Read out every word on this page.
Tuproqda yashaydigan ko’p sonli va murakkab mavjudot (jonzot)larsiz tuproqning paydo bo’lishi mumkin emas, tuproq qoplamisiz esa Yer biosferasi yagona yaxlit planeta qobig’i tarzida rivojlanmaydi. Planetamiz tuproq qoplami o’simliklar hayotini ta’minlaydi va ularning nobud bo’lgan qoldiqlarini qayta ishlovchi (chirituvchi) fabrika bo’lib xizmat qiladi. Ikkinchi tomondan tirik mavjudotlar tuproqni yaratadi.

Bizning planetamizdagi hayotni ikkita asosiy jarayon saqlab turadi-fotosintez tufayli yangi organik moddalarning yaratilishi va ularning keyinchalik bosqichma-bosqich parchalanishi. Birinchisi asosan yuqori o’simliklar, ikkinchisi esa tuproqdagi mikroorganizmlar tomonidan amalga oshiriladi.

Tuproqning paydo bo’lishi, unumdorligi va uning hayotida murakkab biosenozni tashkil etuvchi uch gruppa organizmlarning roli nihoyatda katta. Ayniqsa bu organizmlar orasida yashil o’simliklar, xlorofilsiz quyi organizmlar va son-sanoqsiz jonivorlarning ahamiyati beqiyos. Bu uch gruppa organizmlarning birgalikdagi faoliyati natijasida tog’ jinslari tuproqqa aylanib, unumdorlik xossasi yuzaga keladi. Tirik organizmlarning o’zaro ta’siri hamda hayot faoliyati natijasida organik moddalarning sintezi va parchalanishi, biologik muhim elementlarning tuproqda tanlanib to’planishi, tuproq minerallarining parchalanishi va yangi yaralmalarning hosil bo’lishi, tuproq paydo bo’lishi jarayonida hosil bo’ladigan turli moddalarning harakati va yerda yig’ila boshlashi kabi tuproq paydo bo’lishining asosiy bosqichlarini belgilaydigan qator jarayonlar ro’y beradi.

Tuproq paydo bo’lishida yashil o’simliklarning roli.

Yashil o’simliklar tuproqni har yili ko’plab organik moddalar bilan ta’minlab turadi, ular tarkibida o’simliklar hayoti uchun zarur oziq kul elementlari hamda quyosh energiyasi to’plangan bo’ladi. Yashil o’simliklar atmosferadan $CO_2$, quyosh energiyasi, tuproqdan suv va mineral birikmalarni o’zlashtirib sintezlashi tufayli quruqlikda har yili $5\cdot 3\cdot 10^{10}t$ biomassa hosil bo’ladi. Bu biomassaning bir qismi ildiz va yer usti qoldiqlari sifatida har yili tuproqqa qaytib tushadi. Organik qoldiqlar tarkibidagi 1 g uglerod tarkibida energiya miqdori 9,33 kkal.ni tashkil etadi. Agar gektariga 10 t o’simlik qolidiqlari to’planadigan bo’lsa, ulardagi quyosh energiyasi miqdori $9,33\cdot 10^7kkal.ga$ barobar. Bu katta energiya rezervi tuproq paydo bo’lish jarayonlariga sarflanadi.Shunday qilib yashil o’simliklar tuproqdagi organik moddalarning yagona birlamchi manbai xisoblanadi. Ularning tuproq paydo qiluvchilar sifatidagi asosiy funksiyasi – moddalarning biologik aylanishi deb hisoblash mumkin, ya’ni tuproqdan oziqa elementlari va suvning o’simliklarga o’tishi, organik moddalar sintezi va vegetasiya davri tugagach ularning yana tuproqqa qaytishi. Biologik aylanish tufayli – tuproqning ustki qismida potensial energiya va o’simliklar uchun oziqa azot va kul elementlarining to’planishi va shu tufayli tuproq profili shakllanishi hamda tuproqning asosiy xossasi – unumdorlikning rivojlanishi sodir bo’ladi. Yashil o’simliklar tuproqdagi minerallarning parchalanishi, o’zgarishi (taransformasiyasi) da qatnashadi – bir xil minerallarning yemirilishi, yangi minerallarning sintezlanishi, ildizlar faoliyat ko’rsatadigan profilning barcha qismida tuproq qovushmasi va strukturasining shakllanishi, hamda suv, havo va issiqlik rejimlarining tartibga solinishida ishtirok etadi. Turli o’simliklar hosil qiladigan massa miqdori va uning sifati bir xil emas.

******

#### Your instructions:
Copy all of the data. Keep every word exactly as it is.

#### Reply to the exercise:
Read out every word on this page.
Tuproqda yashaydigan ko’p sonli va murakkab mavjudot (jonzot)larsiz tuproqning paydo bo’lishi mumkin emas, tuproq qoplamisiz esa Yer biosferasi yagona yaxlit planeta qobig’i tarzida rivojlanmaydi. Planetamiz tuproq qoplami o’simliklar hayotini ta’minlaydi va ularning nobud bo’lgan qoldiqlarini qayta ishlovchi (chirituvchi) fabrika bo’lib xizmat qiladi. Ikkinchi tomondan tirik mavjudotlar tuproqni yaratadi.

Bizning planetamizdagi hayotni ikkita asosiy jarayon saqlab turadi-fotosintez tufayli yangi organik moddalarning yaratilishi va ularning keyinchalik bosqichma-bosqich parchalanishi. Birinchisi asosan yuqori o’simliklar, ikkinchisi esa tuproqdagi mikroorganizmlar tomonidan amalga oshiriladi.

Tuproqning paydo bo’lishi, unumdorligi va uning hayotida murakkab biosenozni tashkil etuvchi uch gruppa organizmlarning roli nihoyatda katta. Ayniqsa bu organizmlar orasida yashil o’simliklar, xlorofilsiz quyi organizmlar va son-sanoqsiz jonivorlarning ahamiyati beqiyos. Bu uch gruppa organizmlarning birgalikdagi faoliyati natijasida tog’ jinslari tuproqqa aylanib, unumdorlik xossasi yuzaga keladi. Tirik organizmlarning o’zaro ta’siri hamda hayot faoliyati natijasida organik moddalarning sintezi va parchalanishi, biologik muhim elementlarning tuproqda tanlanib to’planishi, tuproq minerallarining parchalanishi va yangi yaralmalarning hosil bo’lishi, tuproq paydo bo’lishi jarayonida hosil bo’ladigan turli moddalarning harakati va yerda yig’ila boshlashi kabi tuproq paydo bo’lishining asosiy bosqichlarini belgilaydigan qator jarayonlar ro’y beradi.

Tuproq paydo bo’lishida yashil o’simliklarning roli.

Yashil o’simliklar tuproqni har yili ko’plab organik moddalar bilan ta’minlab turadi, ular tarkibida o’simliklar hayoti uchun zarur oziq kul elementlari hamda quyosh energiyasi to’plangan bo’ladi. Yashil o’simliklar atmosferadan $CO_2$, quyosh energiyasi, tuproqdan suv va mineral birikmalarni o’zlashtirib sintezlashi tufayli quruqlikda har yili $5\cdot 3\cdot 10^{10}t$ biomassa hosil bo’ladi. Bu biomassaning bir qismi ildiz va yer usti qoldiqlari sifatida har yili tuproqqa qaytib tushadi. Organik qoldiqlar tarkibidagi 1 g uglerod tarkibida energiya miqdori 9,33 kkal.ni tashkil etadi. Agar gektariga 10 t o’simlik qolidiqlari to’planadigan bo’lsa, ulardagi quyosh energiyasi miqdori $9,33\cdot 10^7kkal.ga$ barobar. Bu katta energiya rezervi tuproq paydo bo’lish jarayonlariga sarflanadi.Shunday qilib yashil o’simliklar tuproqdagi organik moddalarning yagona birlamchi manbai xisoblanadi. Ularning tuproq paydo qiluvchilar sifatidagi asosiy funksiyasi – moddalarning biologik aylanishi deb hisoblash mumkin, ya’ni tuproqdan oziqa elementlari va suvning o’simliklarga o’tishi, organik moddalar sintezi va vegetasiya davri tugagach ularning yana tuproqqa qaytishi. Biologik aylanish tufayli – tuproqning ustki qismida potensial energiya va o’simliklar uchun oziqa azot va kul elementlarining to’planishi va shu tufayli tuproq profili shakllanishi hamda tuproqning asosiy xossasi – unumdorlikning rivojlanishi sodir bo’ladi. Yashil o’simliklar tuproqdagi minerallarning parchalanishi, o’zgarishi (taransformasiyasi) da qatnashadi – bir xil minerallarning yemirilishi, yangi minerallarning sintezlanishi, ildizlar faoliyat ko’rsatadigan profilning barcha qismida tuproq qovushmasi va strukturasining shakllanishi, hamda suv, havo va issiqlik rejimlarining tartibga solinishida ishtirok etadi. Turli o’simliklar hosil qiladigan massa miqdori va uning sifati bir xil emas.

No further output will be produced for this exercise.